* INPUT RECORDS
** Begin **

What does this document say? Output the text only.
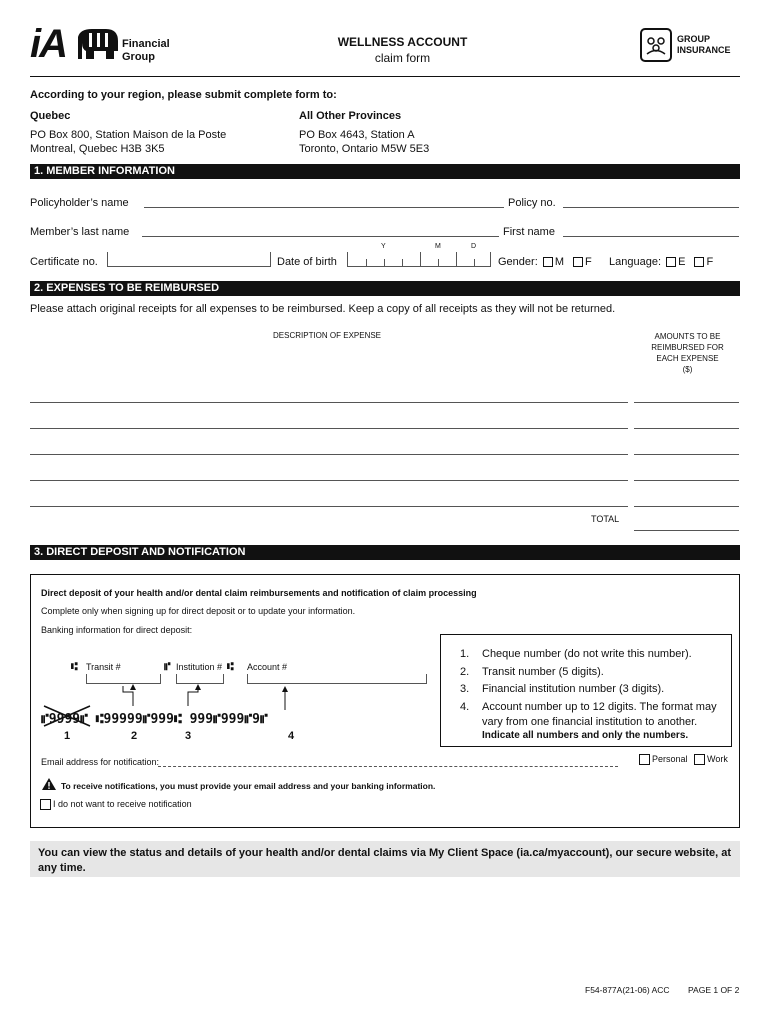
iA	Financial
Group
WELLNESS ACCOUNT
claim form
GROUP
INSURANCE
According to your region, please submit complete form to:
Quebec
PO Box 800, Station Maison de la Poste
Montreal, Quebec H3B 3K5
All Other Provinces
PO Box 4643, Station A
Toronto, Ontario M5W 5E3
1. MEMBER INFORMATION
Policyholder’s name	Policy no.
Member’s last name	First name
Y	M	D
Certificate no.	Date of birth	Gender: M F Language: E F
2. EXPENSES TO BE REIMBURSED
Please attach original receipts for all expenses to be reimbursed. Keep a copy of all receipts as they will not be returned.
DESCRIPTION OF EXPENSE	AMOUNTS TO BE
REIMBURSED FOR
EACH EXPENSE
($)
TOTAL
3. DIRECT DEPOSIT AND NOTIFICATION
Direct deposit of your health and/or dental claim reimbursements and notification of claim processing
Complete only when signing up for direct deposit or to update your information.
Banking information for direct deposit:
⑆ Transit #	⑈ Institution # ⑆ Account #
⑈9999⑈ ⑆99999⑈999⑆ 999⑈999⑈9⑈
1	2	3	4
1.	Cheque number (do not write this number).
2.	Transit number (5 digits).
3.	Financial institution number (3 digits).
4.	Account number up to 12 digits. The format may
vary from one financial institution to another.
Indicate all numbers and only the numbers.
Email address for notification:	Personal	Work
To receive notifications, you must provide your email address and your banking information.
I do not want to receive notification
You can view the status and details of your health and/or dental claims via My Client Space (ia.ca/myaccount), our secure website, at any time.
F54-877A(21-06) ACC PAGE 1 OF 2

** End **

* TASK DESCRIPTION
Restate the listing above word for word, and skip the pictures.

* ANSWER FOR THIS EXERCISE
What does this document say? Output the text only.
iA	Financial
Group
WELLNESS ACCOUNT
claim form
GROUP
INSURANCE
According to your region, please submit complete form to:
Quebec
PO Box 800, Station Maison de la Poste
Montreal, Quebec H3B 3K5
All Other Provinces
PO Box 4643, Station A
Toronto, Ontario M5W 5E3
1. MEMBER INFORMATION
Policyholder’s name	Policy no.
Member’s last name	First name
Y	M	D
Certificate no.	Date of birth	Gender: M F Language: E F
2. EXPENSES TO BE REIMBURSED
Please attach original receipts for all expenses to be reimbursed. Keep a copy of all receipts as they will not be returned.
DESCRIPTION OF EXPENSE	AMOUNTS TO BE
REIMBURSED FOR
EACH EXPENSE
($)
TOTAL
3. DIRECT DEPOSIT AND NOTIFICATION
Direct deposit of your health and/or dental claim reimbursements and notification of claim processing
Complete only when signing up for direct deposit or to update your information.
Banking information for direct deposit:
⑆ Transit #	⑈ Institution # ⑆ Account #
⑈9999⑈ ⑆99999⑈999⑆ 999⑈999⑈9⑈
1	2	3	4
1.	Cheque number (do not write this number).
2.	Transit number (5 digits).
3.	Financial institution number (3 digits).
4.	Account number up to 12 digits. The format may
vary from one financial institution to another.
Indicate all numbers and only the numbers.
Email address for notification:	Personal	Work
To receive notifications, you must provide your email address and your banking information.
I do not want to receive notification
You can view the status and details of your health and/or dental claims via My Client Space (ia.ca/myaccount), our secure website, at any time.
F54-877A(21-06) ACC PAGE 1 OF 2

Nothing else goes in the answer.